[Recorded data]
+++

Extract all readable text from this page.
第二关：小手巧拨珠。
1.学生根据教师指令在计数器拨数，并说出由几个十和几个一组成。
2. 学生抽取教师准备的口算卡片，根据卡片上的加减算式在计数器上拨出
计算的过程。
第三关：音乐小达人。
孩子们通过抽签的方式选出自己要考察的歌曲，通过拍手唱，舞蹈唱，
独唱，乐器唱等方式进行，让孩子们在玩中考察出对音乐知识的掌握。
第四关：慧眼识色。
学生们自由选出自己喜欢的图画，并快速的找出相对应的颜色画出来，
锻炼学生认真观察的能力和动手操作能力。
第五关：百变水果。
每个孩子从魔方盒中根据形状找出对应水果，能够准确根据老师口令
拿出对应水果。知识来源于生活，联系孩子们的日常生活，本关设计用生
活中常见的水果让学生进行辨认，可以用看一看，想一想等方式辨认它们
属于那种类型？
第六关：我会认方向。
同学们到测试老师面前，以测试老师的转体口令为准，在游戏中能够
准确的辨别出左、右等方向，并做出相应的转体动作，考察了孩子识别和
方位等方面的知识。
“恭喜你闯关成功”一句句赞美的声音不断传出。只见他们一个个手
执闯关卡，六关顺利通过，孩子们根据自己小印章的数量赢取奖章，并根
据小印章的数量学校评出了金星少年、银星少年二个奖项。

+++

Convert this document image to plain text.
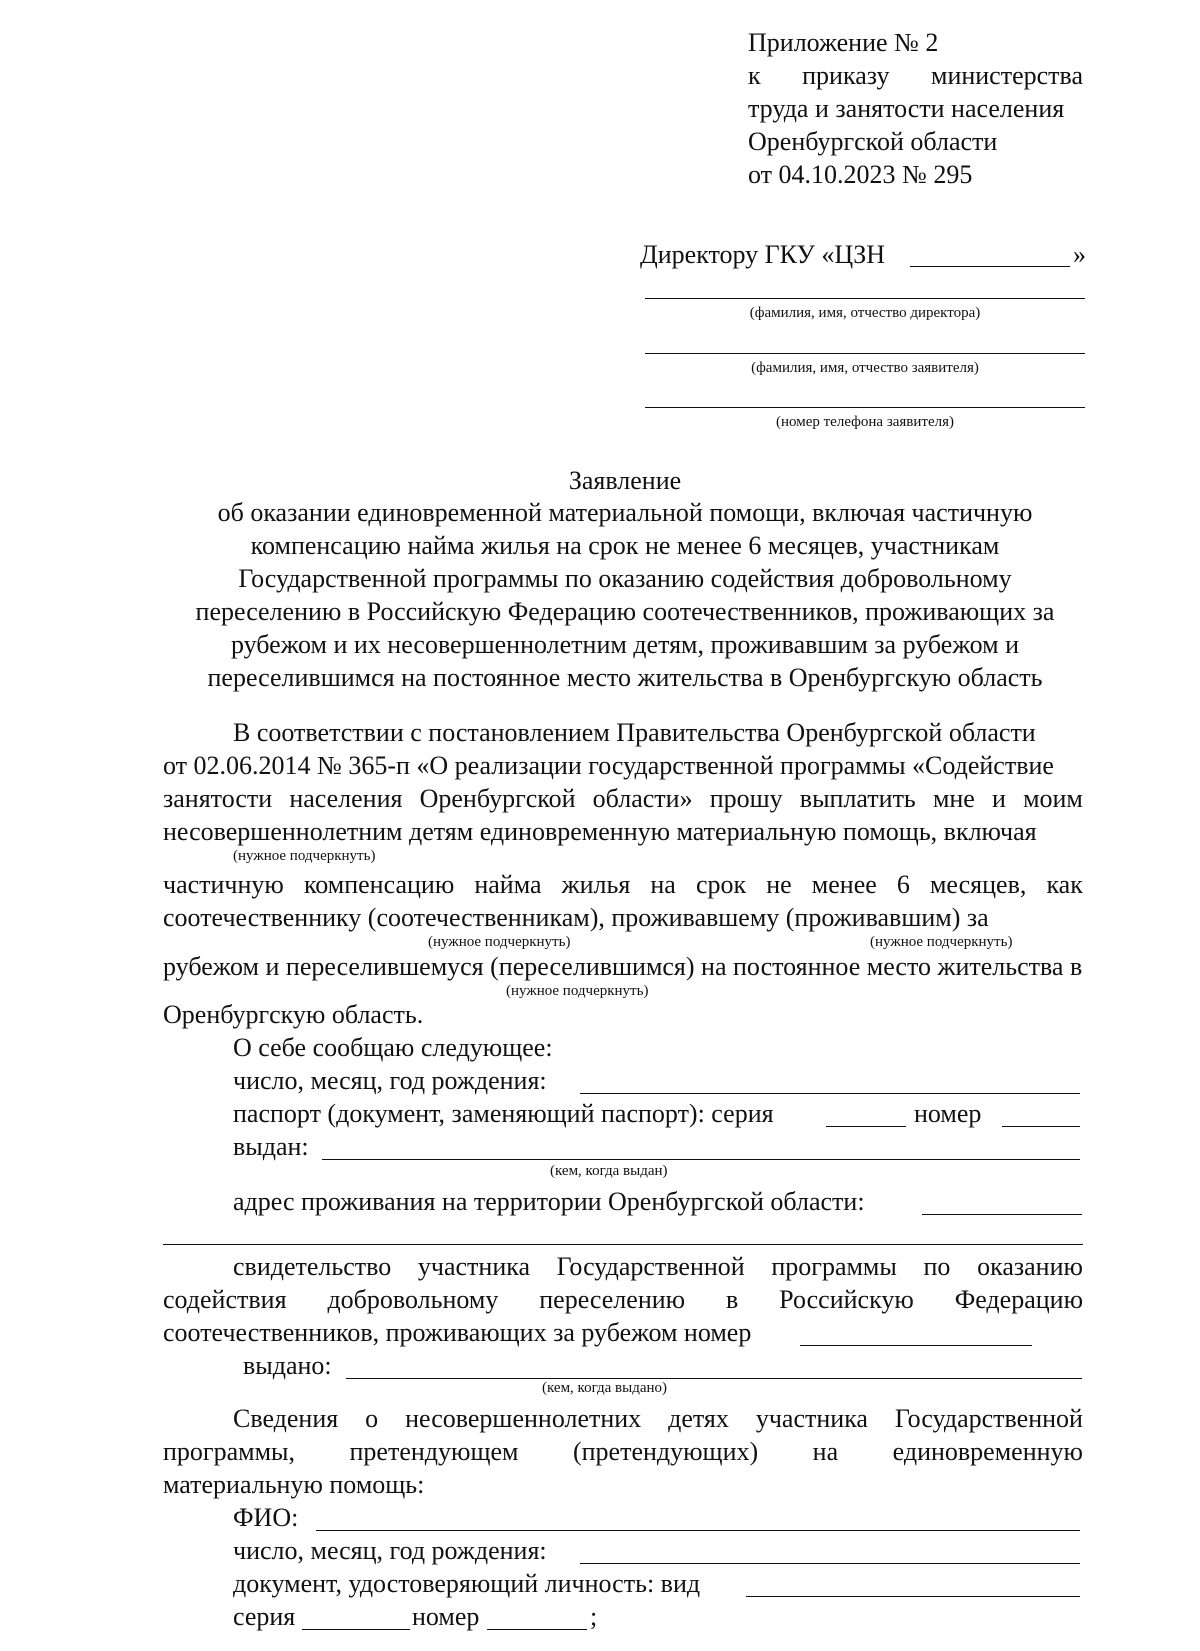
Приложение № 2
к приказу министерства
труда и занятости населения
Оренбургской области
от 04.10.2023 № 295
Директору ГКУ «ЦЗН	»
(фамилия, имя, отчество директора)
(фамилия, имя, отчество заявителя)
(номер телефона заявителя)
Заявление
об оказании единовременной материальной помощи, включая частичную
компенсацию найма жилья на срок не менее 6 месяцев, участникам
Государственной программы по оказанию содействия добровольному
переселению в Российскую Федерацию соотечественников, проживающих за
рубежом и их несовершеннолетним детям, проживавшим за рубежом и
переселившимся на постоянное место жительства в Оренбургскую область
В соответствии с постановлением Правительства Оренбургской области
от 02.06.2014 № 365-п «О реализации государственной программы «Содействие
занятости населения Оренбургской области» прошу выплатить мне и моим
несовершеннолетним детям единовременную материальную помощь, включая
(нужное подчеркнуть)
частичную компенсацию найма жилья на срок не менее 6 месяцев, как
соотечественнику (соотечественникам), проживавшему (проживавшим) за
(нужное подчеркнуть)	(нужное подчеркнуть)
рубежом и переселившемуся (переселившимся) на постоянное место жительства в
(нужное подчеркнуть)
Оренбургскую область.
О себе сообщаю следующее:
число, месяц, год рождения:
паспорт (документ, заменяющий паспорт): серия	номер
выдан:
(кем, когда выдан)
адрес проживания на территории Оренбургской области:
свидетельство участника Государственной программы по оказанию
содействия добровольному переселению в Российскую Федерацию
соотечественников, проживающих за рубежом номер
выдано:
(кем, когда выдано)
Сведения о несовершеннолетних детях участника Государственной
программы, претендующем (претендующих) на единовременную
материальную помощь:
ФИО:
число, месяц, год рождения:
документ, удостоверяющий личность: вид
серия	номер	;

+++

• Exercise requirements:
Go through the records. Copy each line where "Оренбургскую" appears.

• Right answer:
переселившимся на постоянное место жительства в Оренбургскую область
Оренбургскую область.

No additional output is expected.